◆ **Stated goal**:
Give every entry again, word for word and in full.

:::::

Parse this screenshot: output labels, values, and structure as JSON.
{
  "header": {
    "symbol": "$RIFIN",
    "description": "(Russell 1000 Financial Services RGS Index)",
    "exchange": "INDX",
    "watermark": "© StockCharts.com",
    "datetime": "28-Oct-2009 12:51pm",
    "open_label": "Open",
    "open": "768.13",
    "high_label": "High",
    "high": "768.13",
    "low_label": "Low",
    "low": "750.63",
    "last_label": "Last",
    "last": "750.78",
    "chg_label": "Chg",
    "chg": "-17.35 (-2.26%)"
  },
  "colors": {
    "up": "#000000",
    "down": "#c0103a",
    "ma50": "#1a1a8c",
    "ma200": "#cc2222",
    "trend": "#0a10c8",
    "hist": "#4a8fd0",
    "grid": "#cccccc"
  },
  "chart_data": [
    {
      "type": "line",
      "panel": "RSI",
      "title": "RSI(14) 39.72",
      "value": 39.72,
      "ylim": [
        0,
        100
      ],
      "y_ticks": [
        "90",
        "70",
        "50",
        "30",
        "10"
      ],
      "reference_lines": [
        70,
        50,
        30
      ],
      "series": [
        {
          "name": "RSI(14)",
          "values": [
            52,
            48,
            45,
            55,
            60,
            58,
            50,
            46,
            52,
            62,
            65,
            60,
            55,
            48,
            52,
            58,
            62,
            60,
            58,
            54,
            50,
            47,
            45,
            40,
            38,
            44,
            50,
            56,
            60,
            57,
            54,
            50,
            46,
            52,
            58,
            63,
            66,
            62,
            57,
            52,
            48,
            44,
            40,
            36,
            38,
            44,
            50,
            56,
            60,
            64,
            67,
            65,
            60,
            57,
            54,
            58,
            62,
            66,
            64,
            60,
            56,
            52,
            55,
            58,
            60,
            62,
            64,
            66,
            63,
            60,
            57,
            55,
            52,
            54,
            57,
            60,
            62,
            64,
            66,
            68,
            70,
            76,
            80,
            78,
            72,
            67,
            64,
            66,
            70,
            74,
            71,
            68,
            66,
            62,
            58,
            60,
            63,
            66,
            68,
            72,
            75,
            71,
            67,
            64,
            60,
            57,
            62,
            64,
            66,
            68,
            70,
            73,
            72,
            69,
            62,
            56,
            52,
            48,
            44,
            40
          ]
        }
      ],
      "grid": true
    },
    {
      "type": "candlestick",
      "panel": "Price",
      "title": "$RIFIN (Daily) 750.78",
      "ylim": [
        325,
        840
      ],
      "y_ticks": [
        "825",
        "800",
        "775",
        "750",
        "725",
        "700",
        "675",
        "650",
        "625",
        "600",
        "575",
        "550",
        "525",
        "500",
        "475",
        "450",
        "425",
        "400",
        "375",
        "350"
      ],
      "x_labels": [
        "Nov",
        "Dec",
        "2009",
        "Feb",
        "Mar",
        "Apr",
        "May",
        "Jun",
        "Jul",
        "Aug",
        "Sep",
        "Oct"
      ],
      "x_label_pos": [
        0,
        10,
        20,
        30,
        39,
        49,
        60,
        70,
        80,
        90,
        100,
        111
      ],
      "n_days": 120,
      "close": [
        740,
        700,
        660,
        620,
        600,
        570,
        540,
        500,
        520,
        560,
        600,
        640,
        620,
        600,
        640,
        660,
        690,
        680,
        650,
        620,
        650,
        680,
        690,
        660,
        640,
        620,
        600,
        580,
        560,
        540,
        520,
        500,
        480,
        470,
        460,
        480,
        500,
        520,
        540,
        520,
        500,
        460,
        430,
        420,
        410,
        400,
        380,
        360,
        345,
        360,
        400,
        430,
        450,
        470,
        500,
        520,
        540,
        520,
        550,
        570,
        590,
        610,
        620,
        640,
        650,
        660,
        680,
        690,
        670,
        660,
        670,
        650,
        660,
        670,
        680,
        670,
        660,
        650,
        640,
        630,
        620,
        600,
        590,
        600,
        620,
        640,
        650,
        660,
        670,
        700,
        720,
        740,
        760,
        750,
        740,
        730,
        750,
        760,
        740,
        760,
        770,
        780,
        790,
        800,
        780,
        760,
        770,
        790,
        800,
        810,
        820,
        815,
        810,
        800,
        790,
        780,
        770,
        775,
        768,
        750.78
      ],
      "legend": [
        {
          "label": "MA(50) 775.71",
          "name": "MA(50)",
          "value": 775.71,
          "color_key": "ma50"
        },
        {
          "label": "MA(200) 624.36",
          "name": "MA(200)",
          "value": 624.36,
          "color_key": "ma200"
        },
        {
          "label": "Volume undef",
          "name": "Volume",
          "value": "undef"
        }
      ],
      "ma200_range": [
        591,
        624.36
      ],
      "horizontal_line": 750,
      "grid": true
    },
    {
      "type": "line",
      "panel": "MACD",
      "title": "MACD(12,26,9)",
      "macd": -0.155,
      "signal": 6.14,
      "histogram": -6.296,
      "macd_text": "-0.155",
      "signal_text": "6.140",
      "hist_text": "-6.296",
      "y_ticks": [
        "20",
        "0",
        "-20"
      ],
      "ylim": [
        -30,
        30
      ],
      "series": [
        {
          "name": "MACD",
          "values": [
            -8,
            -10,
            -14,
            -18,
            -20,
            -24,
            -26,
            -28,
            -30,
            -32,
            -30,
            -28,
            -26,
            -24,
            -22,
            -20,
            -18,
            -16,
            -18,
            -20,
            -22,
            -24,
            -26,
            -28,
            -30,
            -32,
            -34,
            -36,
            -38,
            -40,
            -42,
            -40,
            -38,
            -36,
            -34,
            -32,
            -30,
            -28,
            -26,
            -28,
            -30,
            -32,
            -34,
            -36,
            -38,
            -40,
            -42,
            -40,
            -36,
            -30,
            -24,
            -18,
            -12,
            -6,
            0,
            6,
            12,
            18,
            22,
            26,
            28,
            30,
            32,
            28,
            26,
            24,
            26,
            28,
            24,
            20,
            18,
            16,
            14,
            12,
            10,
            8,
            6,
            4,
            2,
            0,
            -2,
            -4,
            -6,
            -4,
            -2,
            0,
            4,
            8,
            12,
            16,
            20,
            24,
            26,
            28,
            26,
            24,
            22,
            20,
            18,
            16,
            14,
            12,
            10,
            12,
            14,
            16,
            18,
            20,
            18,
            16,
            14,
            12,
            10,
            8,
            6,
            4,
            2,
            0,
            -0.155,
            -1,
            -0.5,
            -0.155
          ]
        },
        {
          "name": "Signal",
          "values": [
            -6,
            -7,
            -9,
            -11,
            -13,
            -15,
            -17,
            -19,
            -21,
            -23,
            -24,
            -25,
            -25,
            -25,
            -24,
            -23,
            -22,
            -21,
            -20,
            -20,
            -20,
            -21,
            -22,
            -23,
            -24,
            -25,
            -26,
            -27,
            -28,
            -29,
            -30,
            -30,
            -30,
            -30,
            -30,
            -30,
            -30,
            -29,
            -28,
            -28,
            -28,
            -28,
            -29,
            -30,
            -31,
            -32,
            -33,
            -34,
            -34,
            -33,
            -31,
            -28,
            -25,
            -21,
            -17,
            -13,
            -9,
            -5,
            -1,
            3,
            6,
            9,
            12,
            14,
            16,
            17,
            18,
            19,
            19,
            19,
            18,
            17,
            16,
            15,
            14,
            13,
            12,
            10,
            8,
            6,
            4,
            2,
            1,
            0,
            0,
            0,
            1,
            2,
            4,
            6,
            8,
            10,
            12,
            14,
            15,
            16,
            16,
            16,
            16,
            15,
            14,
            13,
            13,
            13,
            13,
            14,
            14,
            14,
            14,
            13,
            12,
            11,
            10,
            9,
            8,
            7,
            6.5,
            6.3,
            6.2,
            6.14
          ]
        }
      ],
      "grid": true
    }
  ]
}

:::::

◆ **Task output**:
Parse this screenshot: output labels, values, and structure as JSON.
{
  "header": {
    "symbol": "$RIFIN",
    "description": "(Russell 1000 Financial Services RGS Index)",
    "exchange": "INDX",
    "watermark": "© StockCharts.com",
    "datetime": "28-Oct-2009 12:51pm",
    "open_label": "Open",
    "open": "768.13",
    "high_label": "High",
    "high": "768.13",
    "low_label": "Low",
    "low": "750.63",
    "last_label": "Last",
    "last": "750.78",
    "chg_label": "Chg",
    "chg": "-17.35 (-2.26%)"
  },
  "colors": {
    "up": "#000000",
    "down": "#c0103a",
    "ma50": "#1a1a8c",
    "ma200": "#cc2222",
    "trend": "#0a10c8",
    "hist": "#4a8fd0",
    "grid": "#cccccc"
  },
  "chart_data": [
    {
      "type": "line",
      "panel": "RSI",
      "title": "RSI(14) 39.72",
      "value": 39.72,
      "ylim": [
        0,
        100
      ],
      "y_ticks": [
        "90",
        "70",
        "50",
        "30",
        "10"
      ],
      "reference_lines": [
        70,
        50,
        30
      ],
      "series": [
        {
          "name": "RSI(14)",
          "values": [
            52,
            48,
            45,
            55,
            60,
            58,
            50,
            46,
            52,
            62,
            65,
            60,
            55,
            48,
            52,
            58,
            62,
            60,
            58,
            54,
            50,
            47,
            45,
            40,
            38,
            44,
            50,
            56,
            60,
            57,
            54,
            50,
            46,
            52,
            58,
            63,
            66,
            62,
            57,
            52,
            48,
            44,
            40,
            36,
            38,
            44,
            50,
            56,
            60,
            64,
            67,
            65,
            60,
            57,
            54,
            58,
            62,
            66,
            64,
            60,
            56,
            52,
            55,
            58,
            60,
            62,
            64,
            66,
            63,
            60,
            57,
            55,
            52,
            54,
            57,
            60,
            62,
            64,
            66,
            68,
            70,
            76,
            80,
            78,
            72,
            67,
            64,
            66,
            70,
            74,
            71,
            68,
            66,
            62,
            58,
            60,
            63,
            66,
            68,
            72,
            75,
            71,
            67,
            64,
            60,
            57,
            62,
            64,
            66,
            68,
            70,
            73,
            72,
            69,
            62,
            56,
            52,
            48,
            44,
            40
          ]
        }
      ],
      "grid": true
    },
    {
      "type": "candlestick",
      "panel": "Price",
      "title": "$RIFIN (Daily) 750.78",
      "ylim": [
        325,
        840
      ],
      "y_ticks": [
        "825",
        "800",
        "775",
        "750",
        "725",
        "700",
        "675",
        "650",
        "625",
        "600",
        "575",
        "550",
        "525",
        "500",
        "475",
        "450",
        "425",
        "400",
        "375",
        "350"
      ],
      "x_labels": [
        "Nov",
        "Dec",
        "2009",
        "Feb",
        "Mar",
        "Apr",
        "May",
        "Jun",
        "Jul",
        "Aug",
        "Sep",
        "Oct"
      ],
      "x_label_pos": [
        0,
        10,
        20,
        30,
        39,
        49,
        60,
        70,
        80,
        90,
        100,
        111
      ],
      "n_days": 120,
      "close": [
        740,
        700,
        660,
        620,
        600,
        570,
        540,
        500,
        520,
        560,
        600,
        640,
        620,
        600,
        640,
        660,
        690,
        680,
        650,
        620,
        650,
        680,
        690,
        660,
        640,
        620,
        600,
        580,
        560,
        540,
        520,
        500,
        480,
        470,
        460,
        480,
        500,
        520,
        540,
        520,
        500,
        460,
        430,
        420,
        410,
        400,
        380,
        360,
        345,
        360,
        400,
        430,
        450,
        470,
        500,
        520,
        540,
        520,
        550,
        570,
        590,
        610,
        620,
        640,
        650,
        660,
        680,
        690,
        670,
        660,
        670,
        650,
        660,
        670,
        680,
        670,
        660,
        650,
        640,
        630,
        620,
        600,
        590,
        600,
        620,
        640,
        650,
        660,
        670,
        700,
        720,
        740,
        760,
        750,
        740,
        730,
        750,
        760,
        740,
        760,
        770,
        780,
        790,
        800,
        780,
        760,
        770,
        790,
        800,
        810,
        820,
        815,
        810,
        800,
        790,
        780,
        770,
        775,
        768,
        750.78
      ],
      "legend": [
        {
          "label": "MA(50) 775.71",
          "name": "MA(50)",
          "value": 775.71,
          "color_key": "ma50"
        },
        {
          "label": "MA(200) 624.36",
          "name": "MA(200)",
          "value": 624.36,
          "color_key": "ma200"
        },
        {
          "label": "Volume undef",
          "name": "Volume",
          "value": "undef"
        }
      ],
      "ma200_range": [
        591,
        624.36
      ],
      "horizontal_line": 750,
      "grid": true
    },
    {
      "type": "line",
      "panel": "MACD",
      "title": "MACD(12,26,9)",
      "macd": -0.155,
      "signal": 6.14,
      "histogram": -6.296,
      "macd_text": "-0.155",
      "signal_text": "6.140",
      "hist_text": "-6.296",
      "y_ticks": [
        "20",
        "0",
        "-20"
      ],
      "ylim": [
        -30,
        30
      ],
      "series": [
        {
          "name": "MACD",
          "values": [
            -8,
            -10,
            -14,
            -18,
            -20,
            -24,
            -26,
            -28,
            -30,
            -32,
            -30,
            -28,
            -26,
            -24,
            -22,
            -20,
            -18,
            -16,
            -18,
            -20,
            -22,
            -24,
            -26,
            -28,
            -30,
            -32,
            -34,
            -36,
            -38,
            -40,
            -42,
            -40,
            -38,
            -36,
            -34,
            -32,
            -30,
            -28,
            -26,
            -28,
            -30,
            -32,
            -34,
            -36,
            -38,
            -40,
            -42,
            -40,
            -36,
            -30,
            -24,
            -18,
            -12,
            -6,
            0,
            6,
            12,
            18,
            22,
            26,
            28,
            30,
            32,
            28,
            26,
            24,
            26,
            28,
            24,
            20,
            18,
            16,
            14,
            12,
            10,
            8,
            6,
            4,
            2,
            0,
            -2,
            -4,
            -6,
            -4,
            -2,
            0,
            4,
            8,
            12,
            16,
            20,
            24,
            26,
            28,
            26,
            24,
            22,
            20,
            18,
            16,
            14,
            12,
            10,
            12,
            14,
            16,
            18,
            20,
            18,
            16,
            14,
            12,
            10,
            8,
            6,
            4,
            2,
            0,
            -0.155,
            -1,
            -0.5,
            -0.155
          ]
        },
        {
          "name": "Signal",
          "values": [
            -6,
            -7,
            -9,
            -11,
            -13,
            -15,
            -17,
            -19,
            -21,
            -23,
            -24,
            -25,
            -25,
            -25,
            -24,
            -23,
            -22,
            -21,
            -20,
            -20,
            -20,
            -21,
            -22,
            -23,
            -24,
            -25,
            -26,
            -27,
            -28,
            -29,
            -30,
            -30,
            -30,
            -30,
            -30,
            -30,
            -30,
            -29,
            -28,
            -28,
            -28,
            -28,
            -29,
            -30,
            -31,
            -32,
            -33,
            -34,
            -34,
            -33,
            -31,
            -28,
            -25,
            -21,
            -17,
            -13,
            -9,
            -5,
            -1,
            3,
            6,
            9,
            12,
            14,
            16,
            17,
            18,
            19,
            19,
            19,
            18,
            17,
            16,
            15,
            14,
            13,
            12,
            10,
            8,
            6,
            4,
            2,
            1,
            0,
            0,
            0,
            1,
            2,
            4,
            6,
            8,
            10,
            12,
            14,
            15,
            16,
            16,
            16,
            16,
            15,
            14,
            13,
            13,
            13,
            13,
            14,
            14,
            14,
            14,
            13,
            12,
            11,
            10,
            9,
            8,
            7,
            6.5,
            6.3,
            6.2,
            6.14
          ]
        }
      ],
      "grid": true
    }
  ]
}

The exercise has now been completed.